→ MATERIALS PROVIDED
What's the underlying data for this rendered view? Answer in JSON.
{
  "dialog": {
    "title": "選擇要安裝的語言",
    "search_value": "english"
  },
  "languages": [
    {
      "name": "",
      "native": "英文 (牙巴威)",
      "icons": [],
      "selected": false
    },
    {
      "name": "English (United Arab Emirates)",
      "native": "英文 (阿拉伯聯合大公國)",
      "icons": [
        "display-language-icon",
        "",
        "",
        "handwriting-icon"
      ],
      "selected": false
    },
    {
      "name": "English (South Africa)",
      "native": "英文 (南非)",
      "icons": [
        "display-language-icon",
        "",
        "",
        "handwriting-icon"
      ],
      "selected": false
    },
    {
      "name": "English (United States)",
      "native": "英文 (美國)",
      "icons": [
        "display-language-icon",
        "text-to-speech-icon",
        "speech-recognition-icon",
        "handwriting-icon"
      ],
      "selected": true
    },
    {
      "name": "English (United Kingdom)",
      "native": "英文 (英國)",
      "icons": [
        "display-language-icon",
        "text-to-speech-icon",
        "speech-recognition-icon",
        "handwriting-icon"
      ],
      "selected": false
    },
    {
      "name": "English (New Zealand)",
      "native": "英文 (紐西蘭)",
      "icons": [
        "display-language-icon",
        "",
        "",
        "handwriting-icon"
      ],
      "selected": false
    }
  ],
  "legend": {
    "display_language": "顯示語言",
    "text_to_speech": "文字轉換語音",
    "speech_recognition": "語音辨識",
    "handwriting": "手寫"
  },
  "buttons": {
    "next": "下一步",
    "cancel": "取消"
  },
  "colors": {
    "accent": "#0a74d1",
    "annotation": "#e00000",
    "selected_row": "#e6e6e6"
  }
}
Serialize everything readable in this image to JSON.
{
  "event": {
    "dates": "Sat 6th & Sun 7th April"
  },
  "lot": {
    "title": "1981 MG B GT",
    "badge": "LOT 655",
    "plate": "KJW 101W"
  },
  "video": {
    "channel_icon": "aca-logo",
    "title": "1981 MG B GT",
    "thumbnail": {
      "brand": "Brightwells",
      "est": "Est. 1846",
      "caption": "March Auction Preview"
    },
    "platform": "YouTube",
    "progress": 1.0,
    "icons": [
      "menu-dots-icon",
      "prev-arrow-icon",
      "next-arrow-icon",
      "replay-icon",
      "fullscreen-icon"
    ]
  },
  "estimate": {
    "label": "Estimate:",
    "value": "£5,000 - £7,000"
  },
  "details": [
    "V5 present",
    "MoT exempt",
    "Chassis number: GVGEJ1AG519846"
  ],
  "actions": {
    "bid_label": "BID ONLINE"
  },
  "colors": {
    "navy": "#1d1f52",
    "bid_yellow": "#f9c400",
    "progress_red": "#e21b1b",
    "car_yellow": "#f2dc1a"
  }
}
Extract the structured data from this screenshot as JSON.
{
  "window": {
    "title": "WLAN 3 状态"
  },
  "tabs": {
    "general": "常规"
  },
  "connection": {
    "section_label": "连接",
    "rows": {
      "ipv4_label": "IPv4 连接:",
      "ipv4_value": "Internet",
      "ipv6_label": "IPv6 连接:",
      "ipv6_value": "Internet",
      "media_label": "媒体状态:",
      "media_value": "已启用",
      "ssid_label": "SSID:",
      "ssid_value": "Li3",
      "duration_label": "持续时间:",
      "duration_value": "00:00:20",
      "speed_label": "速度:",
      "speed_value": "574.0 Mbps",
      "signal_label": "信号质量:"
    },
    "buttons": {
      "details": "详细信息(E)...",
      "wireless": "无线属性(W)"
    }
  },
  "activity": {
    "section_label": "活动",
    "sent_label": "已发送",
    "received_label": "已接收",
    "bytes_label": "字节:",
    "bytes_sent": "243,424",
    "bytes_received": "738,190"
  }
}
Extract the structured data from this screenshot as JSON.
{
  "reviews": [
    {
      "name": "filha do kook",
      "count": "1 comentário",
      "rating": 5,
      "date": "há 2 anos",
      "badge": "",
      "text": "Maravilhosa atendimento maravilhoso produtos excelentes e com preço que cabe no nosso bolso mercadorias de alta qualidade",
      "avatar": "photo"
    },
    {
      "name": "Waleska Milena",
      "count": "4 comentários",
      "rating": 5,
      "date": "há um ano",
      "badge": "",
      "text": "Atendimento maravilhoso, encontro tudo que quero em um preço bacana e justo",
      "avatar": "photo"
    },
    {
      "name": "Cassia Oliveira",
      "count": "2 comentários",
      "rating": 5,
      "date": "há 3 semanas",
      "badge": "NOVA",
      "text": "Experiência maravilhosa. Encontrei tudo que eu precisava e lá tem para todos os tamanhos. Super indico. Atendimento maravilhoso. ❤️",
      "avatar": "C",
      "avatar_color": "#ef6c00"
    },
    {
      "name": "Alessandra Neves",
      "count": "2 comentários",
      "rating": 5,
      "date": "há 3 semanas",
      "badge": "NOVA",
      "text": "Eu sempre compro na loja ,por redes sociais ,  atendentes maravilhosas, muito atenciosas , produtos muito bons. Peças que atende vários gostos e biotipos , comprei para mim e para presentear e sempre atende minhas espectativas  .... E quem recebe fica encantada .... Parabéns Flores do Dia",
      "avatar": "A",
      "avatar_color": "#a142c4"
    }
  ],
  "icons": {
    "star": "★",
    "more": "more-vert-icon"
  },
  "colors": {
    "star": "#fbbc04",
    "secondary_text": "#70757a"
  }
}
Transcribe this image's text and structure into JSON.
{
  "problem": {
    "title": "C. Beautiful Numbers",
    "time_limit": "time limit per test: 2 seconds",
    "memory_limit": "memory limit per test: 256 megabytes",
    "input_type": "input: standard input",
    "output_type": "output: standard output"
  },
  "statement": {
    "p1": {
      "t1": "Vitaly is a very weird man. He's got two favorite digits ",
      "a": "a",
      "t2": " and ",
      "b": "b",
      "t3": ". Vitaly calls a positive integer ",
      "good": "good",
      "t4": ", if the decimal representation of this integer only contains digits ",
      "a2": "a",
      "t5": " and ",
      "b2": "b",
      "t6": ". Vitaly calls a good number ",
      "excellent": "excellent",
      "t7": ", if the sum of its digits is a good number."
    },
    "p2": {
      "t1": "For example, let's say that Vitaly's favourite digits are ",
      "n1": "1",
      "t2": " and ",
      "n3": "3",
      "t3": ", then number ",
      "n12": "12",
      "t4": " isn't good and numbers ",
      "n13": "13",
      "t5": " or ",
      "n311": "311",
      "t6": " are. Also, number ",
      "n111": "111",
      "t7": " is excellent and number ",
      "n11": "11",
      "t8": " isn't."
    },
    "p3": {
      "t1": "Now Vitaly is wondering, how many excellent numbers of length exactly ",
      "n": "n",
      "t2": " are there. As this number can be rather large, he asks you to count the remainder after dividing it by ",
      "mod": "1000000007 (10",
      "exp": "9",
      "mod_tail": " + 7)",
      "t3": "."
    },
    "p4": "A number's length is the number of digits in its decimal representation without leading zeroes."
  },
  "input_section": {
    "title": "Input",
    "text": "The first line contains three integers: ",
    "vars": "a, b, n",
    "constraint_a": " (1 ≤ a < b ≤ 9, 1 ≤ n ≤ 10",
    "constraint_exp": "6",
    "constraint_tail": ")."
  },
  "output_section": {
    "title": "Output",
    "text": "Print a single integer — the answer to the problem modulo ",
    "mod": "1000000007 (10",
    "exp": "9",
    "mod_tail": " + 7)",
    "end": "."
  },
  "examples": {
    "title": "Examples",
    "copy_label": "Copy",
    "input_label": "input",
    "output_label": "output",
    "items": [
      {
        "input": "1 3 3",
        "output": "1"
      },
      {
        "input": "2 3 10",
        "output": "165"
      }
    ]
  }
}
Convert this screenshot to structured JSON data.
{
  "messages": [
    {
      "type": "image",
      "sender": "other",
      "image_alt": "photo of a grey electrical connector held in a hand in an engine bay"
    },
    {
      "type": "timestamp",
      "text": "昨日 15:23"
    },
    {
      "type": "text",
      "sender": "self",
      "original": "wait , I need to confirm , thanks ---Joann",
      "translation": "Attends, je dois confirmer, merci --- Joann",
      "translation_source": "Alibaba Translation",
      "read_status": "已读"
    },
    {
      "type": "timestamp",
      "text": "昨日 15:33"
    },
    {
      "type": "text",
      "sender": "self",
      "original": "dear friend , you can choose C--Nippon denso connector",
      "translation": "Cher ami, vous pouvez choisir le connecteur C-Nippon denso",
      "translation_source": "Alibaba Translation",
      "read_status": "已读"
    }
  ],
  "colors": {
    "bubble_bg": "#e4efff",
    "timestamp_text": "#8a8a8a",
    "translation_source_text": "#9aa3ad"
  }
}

→ TASK INSTRUCTIONS
Search the lines for the string "Internet" and copy every line that has it.

→ WRITTEN RESPONSE
      "ipv4_value": "Internet",
      "ipv6_value": "Internet",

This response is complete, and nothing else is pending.